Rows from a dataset

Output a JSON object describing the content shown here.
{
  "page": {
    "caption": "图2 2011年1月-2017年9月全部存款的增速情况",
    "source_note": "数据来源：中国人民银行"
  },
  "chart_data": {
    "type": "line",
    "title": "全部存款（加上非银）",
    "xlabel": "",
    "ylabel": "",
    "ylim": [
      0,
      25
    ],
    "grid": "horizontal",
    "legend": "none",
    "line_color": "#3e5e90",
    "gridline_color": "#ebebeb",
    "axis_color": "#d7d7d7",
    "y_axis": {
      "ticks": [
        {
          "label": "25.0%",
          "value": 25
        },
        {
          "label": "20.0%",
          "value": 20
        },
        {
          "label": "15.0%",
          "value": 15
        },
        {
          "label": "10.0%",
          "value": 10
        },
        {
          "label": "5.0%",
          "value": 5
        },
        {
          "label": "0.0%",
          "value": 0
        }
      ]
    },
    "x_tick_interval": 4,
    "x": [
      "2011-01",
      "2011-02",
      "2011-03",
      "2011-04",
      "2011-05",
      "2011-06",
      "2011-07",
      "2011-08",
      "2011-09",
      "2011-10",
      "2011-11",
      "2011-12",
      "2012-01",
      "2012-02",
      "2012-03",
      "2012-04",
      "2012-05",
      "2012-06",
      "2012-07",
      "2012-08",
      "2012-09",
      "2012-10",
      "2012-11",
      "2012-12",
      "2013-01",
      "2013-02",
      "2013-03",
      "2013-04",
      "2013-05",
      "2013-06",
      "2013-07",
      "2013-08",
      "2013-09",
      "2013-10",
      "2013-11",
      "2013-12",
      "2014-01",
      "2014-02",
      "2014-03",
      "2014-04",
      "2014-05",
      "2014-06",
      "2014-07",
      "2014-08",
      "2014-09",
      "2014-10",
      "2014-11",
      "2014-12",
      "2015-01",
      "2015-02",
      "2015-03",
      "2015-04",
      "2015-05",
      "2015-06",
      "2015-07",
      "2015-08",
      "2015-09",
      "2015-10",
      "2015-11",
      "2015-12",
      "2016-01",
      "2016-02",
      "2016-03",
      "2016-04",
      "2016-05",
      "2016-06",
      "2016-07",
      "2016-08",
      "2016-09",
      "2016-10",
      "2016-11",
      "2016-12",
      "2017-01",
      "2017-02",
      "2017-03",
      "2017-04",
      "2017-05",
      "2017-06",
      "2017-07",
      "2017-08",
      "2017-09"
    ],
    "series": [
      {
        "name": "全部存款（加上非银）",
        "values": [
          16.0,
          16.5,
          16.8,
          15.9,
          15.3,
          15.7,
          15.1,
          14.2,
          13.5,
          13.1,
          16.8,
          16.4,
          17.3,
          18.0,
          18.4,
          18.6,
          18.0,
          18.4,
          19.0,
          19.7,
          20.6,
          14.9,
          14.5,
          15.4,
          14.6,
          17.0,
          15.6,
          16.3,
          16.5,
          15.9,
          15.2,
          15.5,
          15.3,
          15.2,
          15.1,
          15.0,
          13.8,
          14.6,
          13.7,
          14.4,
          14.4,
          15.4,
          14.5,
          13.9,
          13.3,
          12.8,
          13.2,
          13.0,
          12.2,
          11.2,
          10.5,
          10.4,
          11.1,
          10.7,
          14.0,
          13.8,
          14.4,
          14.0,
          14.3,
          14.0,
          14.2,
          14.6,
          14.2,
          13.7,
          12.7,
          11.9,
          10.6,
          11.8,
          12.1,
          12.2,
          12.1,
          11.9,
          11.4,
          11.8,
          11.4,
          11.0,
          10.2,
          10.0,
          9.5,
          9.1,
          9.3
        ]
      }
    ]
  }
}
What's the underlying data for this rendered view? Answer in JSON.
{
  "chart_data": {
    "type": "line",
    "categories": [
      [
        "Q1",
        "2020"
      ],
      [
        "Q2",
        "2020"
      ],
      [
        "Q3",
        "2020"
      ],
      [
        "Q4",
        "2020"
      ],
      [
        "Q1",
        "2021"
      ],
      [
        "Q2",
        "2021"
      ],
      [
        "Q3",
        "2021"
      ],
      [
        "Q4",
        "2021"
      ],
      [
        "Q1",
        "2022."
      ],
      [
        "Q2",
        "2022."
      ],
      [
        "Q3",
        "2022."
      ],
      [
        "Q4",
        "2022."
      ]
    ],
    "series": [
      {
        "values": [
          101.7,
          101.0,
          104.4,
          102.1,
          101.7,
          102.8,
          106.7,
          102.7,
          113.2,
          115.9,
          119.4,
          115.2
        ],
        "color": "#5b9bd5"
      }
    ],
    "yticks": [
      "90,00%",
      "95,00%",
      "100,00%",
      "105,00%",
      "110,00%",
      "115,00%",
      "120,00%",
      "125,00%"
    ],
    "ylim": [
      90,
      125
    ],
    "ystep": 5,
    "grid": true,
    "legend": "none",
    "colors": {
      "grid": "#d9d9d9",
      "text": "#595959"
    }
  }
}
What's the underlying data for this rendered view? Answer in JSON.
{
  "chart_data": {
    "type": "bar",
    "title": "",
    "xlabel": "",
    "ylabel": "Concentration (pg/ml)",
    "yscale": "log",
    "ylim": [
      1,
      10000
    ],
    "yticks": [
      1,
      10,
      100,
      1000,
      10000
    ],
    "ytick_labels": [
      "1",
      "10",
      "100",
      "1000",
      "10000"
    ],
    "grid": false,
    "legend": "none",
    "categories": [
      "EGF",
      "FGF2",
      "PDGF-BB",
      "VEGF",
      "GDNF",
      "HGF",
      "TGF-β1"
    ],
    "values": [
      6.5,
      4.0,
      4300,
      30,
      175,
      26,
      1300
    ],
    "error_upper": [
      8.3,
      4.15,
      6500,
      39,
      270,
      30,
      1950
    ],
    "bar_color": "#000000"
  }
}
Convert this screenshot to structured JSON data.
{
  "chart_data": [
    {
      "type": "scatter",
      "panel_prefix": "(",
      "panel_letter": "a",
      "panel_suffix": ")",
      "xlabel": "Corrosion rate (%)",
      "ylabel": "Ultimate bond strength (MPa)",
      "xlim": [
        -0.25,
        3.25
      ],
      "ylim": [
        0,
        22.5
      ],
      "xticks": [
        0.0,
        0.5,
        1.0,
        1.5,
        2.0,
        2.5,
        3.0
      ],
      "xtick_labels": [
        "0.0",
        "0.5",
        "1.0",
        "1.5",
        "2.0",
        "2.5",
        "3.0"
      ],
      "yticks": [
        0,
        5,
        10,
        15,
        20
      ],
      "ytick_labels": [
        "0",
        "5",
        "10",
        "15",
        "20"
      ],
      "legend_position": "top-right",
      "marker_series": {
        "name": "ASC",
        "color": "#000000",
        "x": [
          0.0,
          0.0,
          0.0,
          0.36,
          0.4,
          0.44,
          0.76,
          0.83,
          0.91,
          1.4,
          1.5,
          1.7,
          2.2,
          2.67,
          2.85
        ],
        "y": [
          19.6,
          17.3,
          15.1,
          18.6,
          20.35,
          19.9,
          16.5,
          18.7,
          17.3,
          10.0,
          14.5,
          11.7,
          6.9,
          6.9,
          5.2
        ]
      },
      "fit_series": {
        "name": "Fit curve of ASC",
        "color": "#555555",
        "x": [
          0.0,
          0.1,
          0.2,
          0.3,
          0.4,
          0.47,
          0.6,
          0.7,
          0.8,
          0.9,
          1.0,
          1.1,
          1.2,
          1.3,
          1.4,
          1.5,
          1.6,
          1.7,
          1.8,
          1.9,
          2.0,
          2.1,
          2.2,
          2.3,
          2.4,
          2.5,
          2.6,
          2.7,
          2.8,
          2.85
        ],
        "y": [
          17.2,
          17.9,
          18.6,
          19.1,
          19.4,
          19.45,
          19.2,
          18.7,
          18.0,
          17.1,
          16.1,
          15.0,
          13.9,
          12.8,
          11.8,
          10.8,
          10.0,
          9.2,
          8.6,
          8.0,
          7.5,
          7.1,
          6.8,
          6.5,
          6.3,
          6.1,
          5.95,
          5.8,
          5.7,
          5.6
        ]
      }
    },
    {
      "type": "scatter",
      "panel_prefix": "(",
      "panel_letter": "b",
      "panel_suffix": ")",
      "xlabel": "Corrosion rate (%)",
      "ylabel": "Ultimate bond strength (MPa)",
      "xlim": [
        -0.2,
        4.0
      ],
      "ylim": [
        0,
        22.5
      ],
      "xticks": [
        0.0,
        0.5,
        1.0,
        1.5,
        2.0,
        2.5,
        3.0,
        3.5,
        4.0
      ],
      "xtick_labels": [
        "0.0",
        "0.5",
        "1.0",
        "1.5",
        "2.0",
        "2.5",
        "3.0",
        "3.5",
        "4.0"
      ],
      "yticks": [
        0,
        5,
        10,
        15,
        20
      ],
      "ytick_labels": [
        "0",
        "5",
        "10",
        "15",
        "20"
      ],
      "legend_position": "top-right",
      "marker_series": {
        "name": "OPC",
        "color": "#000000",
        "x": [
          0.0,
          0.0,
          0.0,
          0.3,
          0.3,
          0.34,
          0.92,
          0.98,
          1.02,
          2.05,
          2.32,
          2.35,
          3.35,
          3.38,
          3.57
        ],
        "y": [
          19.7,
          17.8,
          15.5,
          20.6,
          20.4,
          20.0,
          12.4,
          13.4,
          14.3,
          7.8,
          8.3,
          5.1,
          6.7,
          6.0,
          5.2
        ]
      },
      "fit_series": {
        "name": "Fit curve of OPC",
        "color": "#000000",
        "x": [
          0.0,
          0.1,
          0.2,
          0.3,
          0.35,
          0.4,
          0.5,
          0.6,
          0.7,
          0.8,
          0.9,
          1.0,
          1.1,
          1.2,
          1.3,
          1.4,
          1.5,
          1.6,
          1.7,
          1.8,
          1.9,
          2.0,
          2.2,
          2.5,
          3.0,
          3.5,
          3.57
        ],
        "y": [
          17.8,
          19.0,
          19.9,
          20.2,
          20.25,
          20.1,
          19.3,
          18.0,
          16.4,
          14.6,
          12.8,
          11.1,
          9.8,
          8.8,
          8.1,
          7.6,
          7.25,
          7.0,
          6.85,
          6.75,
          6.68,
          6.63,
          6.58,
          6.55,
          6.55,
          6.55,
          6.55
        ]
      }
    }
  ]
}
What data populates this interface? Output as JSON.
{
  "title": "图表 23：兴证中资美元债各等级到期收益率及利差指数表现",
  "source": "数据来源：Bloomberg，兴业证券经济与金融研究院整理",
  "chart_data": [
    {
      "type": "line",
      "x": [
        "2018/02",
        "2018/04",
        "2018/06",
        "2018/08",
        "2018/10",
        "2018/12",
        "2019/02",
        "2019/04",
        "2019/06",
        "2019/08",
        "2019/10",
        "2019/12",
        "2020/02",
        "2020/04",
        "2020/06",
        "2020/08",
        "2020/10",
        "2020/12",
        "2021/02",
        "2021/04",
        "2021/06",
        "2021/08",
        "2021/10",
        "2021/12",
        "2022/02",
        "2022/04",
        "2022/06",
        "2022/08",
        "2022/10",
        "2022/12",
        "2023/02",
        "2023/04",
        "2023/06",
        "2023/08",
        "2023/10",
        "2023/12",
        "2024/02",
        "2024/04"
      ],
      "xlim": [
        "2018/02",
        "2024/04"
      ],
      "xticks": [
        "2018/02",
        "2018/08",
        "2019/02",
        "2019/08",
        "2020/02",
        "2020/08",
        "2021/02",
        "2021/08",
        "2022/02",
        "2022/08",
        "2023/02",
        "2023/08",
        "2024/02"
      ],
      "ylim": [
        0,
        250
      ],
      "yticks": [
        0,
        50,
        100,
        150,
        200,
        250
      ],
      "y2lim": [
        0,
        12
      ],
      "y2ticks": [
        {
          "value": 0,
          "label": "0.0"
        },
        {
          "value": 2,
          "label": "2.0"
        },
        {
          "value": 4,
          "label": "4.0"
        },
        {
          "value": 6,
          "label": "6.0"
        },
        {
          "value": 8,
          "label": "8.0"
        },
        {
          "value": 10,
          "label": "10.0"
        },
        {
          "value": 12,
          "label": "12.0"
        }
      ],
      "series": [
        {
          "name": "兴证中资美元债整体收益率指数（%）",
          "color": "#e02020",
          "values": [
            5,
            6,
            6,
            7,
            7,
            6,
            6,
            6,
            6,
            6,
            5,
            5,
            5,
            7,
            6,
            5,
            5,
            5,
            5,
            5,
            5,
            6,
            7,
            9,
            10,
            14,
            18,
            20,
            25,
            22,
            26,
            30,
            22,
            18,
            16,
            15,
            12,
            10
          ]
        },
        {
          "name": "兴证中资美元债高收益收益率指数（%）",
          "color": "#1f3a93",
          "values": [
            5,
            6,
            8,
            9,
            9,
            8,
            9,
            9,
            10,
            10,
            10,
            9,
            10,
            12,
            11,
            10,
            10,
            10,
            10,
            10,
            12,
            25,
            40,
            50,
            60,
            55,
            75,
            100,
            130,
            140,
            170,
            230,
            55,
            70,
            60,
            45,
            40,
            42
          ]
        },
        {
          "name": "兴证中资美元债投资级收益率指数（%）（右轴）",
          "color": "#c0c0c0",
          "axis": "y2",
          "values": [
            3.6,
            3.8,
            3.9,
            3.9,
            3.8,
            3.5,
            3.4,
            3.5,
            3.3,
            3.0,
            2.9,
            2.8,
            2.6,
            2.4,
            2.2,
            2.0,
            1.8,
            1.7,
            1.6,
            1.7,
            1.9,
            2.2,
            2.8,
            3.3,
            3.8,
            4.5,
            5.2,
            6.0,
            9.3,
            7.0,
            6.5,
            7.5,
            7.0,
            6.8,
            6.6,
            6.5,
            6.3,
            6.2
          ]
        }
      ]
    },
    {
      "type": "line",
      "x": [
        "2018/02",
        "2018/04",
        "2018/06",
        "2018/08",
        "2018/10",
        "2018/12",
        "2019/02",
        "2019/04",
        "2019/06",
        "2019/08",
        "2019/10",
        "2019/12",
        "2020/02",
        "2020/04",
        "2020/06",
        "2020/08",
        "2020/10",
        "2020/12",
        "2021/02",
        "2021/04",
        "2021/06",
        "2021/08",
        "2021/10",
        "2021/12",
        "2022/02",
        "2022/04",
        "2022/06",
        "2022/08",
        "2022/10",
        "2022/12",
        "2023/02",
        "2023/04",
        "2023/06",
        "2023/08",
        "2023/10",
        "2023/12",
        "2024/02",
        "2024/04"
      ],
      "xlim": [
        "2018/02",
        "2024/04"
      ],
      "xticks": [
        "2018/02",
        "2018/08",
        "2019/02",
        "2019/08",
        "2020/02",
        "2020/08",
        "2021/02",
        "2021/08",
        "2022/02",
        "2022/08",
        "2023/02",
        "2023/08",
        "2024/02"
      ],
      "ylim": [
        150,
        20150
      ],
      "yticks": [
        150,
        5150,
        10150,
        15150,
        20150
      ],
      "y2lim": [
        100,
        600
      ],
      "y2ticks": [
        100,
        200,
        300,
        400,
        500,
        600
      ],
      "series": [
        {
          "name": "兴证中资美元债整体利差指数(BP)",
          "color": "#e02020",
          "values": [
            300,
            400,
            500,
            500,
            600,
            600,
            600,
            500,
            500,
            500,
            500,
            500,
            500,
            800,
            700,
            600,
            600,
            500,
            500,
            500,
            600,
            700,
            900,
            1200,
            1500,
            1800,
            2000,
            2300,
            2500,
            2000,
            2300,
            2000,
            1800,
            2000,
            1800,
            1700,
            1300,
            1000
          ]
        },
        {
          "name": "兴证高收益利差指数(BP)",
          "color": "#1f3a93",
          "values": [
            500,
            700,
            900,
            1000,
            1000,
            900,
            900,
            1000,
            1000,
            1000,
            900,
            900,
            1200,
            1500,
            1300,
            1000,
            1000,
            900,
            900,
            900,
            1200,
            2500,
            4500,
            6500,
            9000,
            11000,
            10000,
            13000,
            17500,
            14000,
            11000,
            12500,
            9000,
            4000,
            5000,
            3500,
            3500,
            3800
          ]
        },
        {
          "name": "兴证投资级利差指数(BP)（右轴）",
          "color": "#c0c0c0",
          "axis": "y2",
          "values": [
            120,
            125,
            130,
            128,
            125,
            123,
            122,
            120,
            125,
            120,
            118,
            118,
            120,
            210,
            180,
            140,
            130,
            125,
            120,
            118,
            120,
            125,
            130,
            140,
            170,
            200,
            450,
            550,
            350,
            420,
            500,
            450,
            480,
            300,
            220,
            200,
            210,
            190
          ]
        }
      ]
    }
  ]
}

What to produce
Going through the entries above line by line, work out how many lines include the word "数据来源". Only the number is required.

Correct output
2